▼

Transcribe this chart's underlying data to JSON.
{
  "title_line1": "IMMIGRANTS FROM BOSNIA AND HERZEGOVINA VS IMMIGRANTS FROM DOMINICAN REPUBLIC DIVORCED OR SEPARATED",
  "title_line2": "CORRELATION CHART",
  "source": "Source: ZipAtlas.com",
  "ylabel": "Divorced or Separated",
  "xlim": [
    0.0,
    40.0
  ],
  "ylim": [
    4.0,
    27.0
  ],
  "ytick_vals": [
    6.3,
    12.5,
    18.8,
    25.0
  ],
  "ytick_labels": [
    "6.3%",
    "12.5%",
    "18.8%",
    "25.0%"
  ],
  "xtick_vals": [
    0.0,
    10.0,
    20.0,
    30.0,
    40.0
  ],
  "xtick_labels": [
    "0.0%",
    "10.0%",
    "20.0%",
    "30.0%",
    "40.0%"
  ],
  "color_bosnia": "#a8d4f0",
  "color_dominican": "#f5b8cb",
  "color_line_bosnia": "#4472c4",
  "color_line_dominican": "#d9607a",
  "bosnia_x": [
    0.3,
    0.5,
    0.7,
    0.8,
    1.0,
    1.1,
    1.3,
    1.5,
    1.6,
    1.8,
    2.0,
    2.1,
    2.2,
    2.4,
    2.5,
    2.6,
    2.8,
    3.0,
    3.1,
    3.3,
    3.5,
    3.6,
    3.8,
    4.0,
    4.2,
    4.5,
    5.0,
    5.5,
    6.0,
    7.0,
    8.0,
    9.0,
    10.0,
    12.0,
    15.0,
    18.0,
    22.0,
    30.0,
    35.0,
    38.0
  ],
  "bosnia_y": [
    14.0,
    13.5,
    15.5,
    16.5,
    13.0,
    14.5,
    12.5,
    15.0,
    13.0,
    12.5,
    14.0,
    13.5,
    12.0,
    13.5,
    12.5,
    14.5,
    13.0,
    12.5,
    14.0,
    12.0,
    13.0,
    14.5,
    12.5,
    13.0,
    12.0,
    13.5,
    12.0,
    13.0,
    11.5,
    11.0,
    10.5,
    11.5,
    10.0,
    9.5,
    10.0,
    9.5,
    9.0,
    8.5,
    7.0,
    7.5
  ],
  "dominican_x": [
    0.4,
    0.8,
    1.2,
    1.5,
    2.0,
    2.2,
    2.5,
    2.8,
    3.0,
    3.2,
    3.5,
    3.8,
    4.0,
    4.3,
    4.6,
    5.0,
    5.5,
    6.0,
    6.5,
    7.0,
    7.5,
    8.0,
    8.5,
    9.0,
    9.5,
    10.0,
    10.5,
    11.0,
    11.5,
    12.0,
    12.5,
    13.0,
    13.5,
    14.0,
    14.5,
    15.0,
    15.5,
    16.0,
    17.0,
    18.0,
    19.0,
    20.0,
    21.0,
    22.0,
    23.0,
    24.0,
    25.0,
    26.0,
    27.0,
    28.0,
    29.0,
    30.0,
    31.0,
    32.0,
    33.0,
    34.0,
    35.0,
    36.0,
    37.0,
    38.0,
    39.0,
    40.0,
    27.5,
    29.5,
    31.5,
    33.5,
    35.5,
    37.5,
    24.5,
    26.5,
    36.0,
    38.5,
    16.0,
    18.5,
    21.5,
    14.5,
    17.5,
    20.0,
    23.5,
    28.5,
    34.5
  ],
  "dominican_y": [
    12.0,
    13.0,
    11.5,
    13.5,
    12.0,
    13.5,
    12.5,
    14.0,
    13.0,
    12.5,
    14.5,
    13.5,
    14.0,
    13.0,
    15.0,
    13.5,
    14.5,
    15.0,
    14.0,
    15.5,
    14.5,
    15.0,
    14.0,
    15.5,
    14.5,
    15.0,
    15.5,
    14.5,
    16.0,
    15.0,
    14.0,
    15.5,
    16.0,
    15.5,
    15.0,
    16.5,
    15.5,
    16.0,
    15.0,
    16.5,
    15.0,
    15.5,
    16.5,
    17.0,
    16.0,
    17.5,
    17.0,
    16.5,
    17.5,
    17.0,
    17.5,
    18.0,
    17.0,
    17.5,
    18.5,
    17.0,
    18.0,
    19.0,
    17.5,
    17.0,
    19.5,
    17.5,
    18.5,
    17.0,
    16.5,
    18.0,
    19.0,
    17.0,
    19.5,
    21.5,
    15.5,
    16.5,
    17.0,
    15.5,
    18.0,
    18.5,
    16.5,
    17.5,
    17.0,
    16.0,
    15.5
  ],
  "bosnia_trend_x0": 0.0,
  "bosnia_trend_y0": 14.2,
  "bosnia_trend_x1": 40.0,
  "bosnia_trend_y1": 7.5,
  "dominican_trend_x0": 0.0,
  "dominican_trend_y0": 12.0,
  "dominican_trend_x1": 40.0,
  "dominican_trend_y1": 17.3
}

▲

**Task to complete:** Repeat the data verbatim.

**The solution:**
Transcribe this chart's underlying data to JSON.
{
  "title_line1": "IMMIGRANTS FROM BOSNIA AND HERZEGOVINA VS IMMIGRANTS FROM DOMINICAN REPUBLIC DIVORCED OR SEPARATED",
  "title_line2": "CORRELATION CHART",
  "source": "Source: ZipAtlas.com",
  "ylabel": "Divorced or Separated",
  "xlim": [
    0.0,
    40.0
  ],
  "ylim": [
    4.0,
    27.0
  ],
  "ytick_vals": [
    6.3,
    12.5,
    18.8,
    25.0
  ],
  "ytick_labels": [
    "6.3%",
    "12.5%",
    "18.8%",
    "25.0%"
  ],
  "xtick_vals": [
    0.0,
    10.0,
    20.0,
    30.0,
    40.0
  ],
  "xtick_labels": [
    "0.0%",
    "10.0%",
    "20.0%",
    "30.0%",
    "40.0%"
  ],
  "color_bosnia": "#a8d4f0",
  "color_dominican": "#f5b8cb",
  "color_line_bosnia": "#4472c4",
  "color_line_dominican": "#d9607a",
  "bosnia_x": [
    0.3,
    0.5,
    0.7,
    0.8,
    1.0,
    1.1,
    1.3,
    1.5,
    1.6,
    1.8,
    2.0,
    2.1,
    2.2,
    2.4,
    2.5,
    2.6,
    2.8,
    3.0,
    3.1,
    3.3,
    3.5,
    3.6,
    3.8,
    4.0,
    4.2,
    4.5,
    5.0,
    5.5,
    6.0,
    7.0,
    8.0,
    9.0,
    10.0,
    12.0,
    15.0,
    18.0,
    22.0,
    30.0,
    35.0,
    38.0
  ],
  "bosnia_y": [
    14.0,
    13.5,
    15.5,
    16.5,
    13.0,
    14.5,
    12.5,
    15.0,
    13.0,
    12.5,
    14.0,
    13.5,
    12.0,
    13.5,
    12.5,
    14.5,
    13.0,
    12.5,
    14.0,
    12.0,
    13.0,
    14.5,
    12.5,
    13.0,
    12.0,
    13.5,
    12.0,
    13.0,
    11.5,
    11.0,
    10.5,
    11.5,
    10.0,
    9.5,
    10.0,
    9.5,
    9.0,
    8.5,
    7.0,
    7.5
  ],
  "dominican_x": [
    0.4,
    0.8,
    1.2,
    1.5,
    2.0,
    2.2,
    2.5,
    2.8,
    3.0,
    3.2,
    3.5,
    3.8,
    4.0,
    4.3,
    4.6,
    5.0,
    5.5,
    6.0,
    6.5,
    7.0,
    7.5,
    8.0,
    8.5,
    9.0,
    9.5,
    10.0,
    10.5,
    11.0,
    11.5,
    12.0,
    12.5,
    13.0,
    13.5,
    14.0,
    14.5,
    15.0,
    15.5,
    16.0,
    17.0,
    18.0,
    19.0,
    20.0,
    21.0,
    22.0,
    23.0,
    24.0,
    25.0,
    26.0,
    27.0,
    28.0,
    29.0,
    30.0,
    31.0,
    32.0,
    33.0,
    34.0,
    35.0,
    36.0,
    37.0,
    38.0,
    39.0,
    40.0,
    27.5,
    29.5,
    31.5,
    33.5,
    35.5,
    37.5,
    24.5,
    26.5,
    36.0,
    38.5,
    16.0,
    18.5,
    21.5,
    14.5,
    17.5,
    20.0,
    23.5,
    28.5,
    34.5
  ],
  "dominican_y": [
    12.0,
    13.0,
    11.5,
    13.5,
    12.0,
    13.5,
    12.5,
    14.0,
    13.0,
    12.5,
    14.5,
    13.5,
    14.0,
    13.0,
    15.0,
    13.5,
    14.5,
    15.0,
    14.0,
    15.5,
    14.5,
    15.0,
    14.0,
    15.5,
    14.5,
    15.0,
    15.5,
    14.5,
    16.0,
    15.0,
    14.0,
    15.5,
    16.0,
    15.5,
    15.0,
    16.5,
    15.5,
    16.0,
    15.0,
    16.5,
    15.0,
    15.5,
    16.5,
    17.0,
    16.0,
    17.5,
    17.0,
    16.5,
    17.5,
    17.0,
    17.5,
    18.0,
    17.0,
    17.5,
    18.5,
    17.0,
    18.0,
    19.0,
    17.5,
    17.0,
    19.5,
    17.5,
    18.5,
    17.0,
    16.5,
    18.0,
    19.0,
    17.0,
    19.5,
    21.5,
    15.5,
    16.5,
    17.0,
    15.5,
    18.0,
    18.5,
    16.5,
    17.5,
    17.0,
    16.0,
    15.5
  ],
  "bosnia_trend_x0": 0.0,
  "bosnia_trend_y0": 14.2,
  "bosnia_trend_x1": 40.0,
  "bosnia_trend_y1": 7.5,
  "dominican_trend_x0": 0.0,
  "dominican_trend_y0": 12.0,
  "dominican_trend_x1": 40.0,
  "dominican_trend_y1": 17.3
}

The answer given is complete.